## BEGIN PROVIDED DATA

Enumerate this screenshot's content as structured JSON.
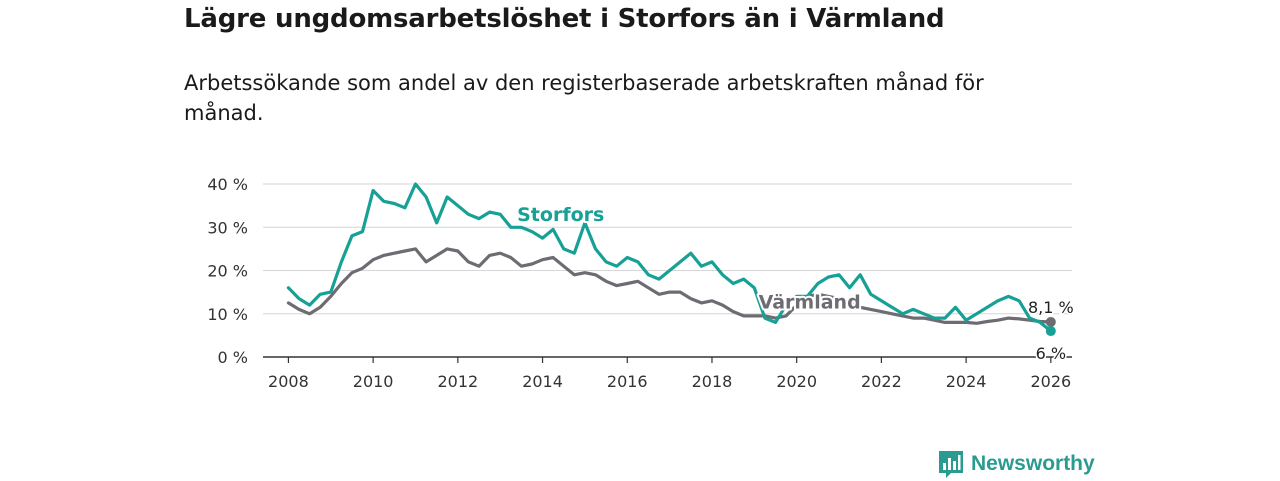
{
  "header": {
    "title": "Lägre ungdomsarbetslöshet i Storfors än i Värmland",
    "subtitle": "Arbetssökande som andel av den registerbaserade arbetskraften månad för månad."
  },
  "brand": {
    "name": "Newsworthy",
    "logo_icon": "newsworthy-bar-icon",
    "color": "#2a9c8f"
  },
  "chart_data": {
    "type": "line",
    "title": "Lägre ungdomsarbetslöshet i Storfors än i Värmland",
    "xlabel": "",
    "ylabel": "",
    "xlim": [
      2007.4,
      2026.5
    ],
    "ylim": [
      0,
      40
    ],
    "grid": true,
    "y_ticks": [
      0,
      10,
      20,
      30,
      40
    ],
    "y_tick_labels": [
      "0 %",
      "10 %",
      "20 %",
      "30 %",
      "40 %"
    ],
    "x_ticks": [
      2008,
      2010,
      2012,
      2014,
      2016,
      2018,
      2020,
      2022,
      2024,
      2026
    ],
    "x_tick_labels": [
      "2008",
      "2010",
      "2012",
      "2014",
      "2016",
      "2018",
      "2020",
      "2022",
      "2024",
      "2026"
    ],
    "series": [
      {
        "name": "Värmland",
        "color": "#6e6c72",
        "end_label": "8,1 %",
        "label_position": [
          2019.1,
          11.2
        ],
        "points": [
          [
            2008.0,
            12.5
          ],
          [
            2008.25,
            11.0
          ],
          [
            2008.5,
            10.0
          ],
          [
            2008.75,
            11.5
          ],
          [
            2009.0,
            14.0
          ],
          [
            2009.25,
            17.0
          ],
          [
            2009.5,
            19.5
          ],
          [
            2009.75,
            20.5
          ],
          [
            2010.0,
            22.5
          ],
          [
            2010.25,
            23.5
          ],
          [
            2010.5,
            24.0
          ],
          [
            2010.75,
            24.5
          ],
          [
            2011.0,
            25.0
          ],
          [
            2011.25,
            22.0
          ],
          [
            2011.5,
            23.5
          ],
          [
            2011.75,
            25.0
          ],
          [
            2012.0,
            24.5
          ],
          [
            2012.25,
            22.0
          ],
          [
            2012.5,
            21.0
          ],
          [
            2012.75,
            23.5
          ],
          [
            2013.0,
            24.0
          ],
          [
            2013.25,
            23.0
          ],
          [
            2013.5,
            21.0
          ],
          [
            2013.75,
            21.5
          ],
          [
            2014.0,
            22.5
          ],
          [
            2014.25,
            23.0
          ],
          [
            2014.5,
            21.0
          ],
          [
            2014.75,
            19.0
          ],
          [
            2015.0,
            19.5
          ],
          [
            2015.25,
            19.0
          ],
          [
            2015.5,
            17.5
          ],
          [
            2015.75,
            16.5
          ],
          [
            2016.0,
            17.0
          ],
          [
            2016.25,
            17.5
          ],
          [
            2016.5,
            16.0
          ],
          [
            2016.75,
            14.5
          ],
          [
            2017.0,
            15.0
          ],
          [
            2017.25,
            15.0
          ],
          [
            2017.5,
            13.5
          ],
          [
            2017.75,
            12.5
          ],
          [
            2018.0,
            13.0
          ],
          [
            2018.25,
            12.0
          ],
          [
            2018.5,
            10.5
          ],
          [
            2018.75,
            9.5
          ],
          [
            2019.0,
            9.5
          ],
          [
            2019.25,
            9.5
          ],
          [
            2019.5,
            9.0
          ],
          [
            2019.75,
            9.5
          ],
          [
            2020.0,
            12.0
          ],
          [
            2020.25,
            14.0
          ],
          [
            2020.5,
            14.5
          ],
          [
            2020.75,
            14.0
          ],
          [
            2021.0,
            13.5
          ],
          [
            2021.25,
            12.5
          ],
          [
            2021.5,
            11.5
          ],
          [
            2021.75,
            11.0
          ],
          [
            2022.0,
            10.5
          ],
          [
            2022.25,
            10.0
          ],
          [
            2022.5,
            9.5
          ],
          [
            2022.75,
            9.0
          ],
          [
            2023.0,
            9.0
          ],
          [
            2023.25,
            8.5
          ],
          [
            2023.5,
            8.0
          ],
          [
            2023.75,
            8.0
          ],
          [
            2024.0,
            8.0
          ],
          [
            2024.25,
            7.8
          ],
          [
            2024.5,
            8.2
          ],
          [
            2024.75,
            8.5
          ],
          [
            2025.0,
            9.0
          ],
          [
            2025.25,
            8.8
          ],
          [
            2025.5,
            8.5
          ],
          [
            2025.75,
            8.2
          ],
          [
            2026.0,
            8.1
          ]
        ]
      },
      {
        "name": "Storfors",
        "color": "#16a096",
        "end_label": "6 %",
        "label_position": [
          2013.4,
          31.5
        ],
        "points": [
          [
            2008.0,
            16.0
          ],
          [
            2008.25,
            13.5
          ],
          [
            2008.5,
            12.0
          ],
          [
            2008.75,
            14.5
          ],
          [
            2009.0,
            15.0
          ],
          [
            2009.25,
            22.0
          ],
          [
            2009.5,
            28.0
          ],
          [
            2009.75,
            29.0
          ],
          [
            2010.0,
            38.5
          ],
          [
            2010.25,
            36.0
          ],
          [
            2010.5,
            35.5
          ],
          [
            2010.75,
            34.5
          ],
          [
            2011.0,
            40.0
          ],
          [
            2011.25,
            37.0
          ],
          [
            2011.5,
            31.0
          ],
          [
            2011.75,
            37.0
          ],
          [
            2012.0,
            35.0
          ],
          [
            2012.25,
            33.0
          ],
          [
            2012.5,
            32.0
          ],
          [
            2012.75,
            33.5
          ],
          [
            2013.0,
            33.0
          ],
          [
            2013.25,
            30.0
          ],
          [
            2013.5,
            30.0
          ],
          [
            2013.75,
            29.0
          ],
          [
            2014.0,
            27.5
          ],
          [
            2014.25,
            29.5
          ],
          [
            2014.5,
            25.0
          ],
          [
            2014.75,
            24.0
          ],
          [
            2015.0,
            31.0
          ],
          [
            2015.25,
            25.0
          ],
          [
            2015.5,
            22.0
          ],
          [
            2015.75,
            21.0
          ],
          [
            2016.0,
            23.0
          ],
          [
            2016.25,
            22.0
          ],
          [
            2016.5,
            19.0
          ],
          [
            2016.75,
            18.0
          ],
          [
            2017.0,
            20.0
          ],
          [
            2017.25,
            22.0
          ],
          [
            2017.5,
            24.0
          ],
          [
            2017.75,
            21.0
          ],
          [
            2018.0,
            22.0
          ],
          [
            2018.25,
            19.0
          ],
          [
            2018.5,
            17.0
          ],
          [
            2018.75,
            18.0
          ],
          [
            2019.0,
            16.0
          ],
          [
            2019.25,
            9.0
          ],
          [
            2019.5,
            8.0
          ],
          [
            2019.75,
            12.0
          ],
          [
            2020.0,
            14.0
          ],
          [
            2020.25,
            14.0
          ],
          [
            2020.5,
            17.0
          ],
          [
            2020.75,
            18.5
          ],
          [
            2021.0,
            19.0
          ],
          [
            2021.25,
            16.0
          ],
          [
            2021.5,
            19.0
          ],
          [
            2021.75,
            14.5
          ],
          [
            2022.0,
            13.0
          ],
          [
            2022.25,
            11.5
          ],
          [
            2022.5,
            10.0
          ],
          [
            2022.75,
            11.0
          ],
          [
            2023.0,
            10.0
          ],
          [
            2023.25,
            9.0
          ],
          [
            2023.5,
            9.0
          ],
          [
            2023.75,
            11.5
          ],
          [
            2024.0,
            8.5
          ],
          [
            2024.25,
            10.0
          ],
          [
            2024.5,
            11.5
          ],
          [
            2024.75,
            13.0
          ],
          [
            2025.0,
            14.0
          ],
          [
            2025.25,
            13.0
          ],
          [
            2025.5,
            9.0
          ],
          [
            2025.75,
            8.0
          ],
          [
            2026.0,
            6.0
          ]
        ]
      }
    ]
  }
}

## END PROVIDED DATA

● **WRITTEN REQUEST**
Filter the records down to the lines that contain the string "color", and copy those lines.

● **PROBLEM SOLUTION**
    "color": "#2a9c8f"
        "color": "#6e6c72",
        "color": "#16a096",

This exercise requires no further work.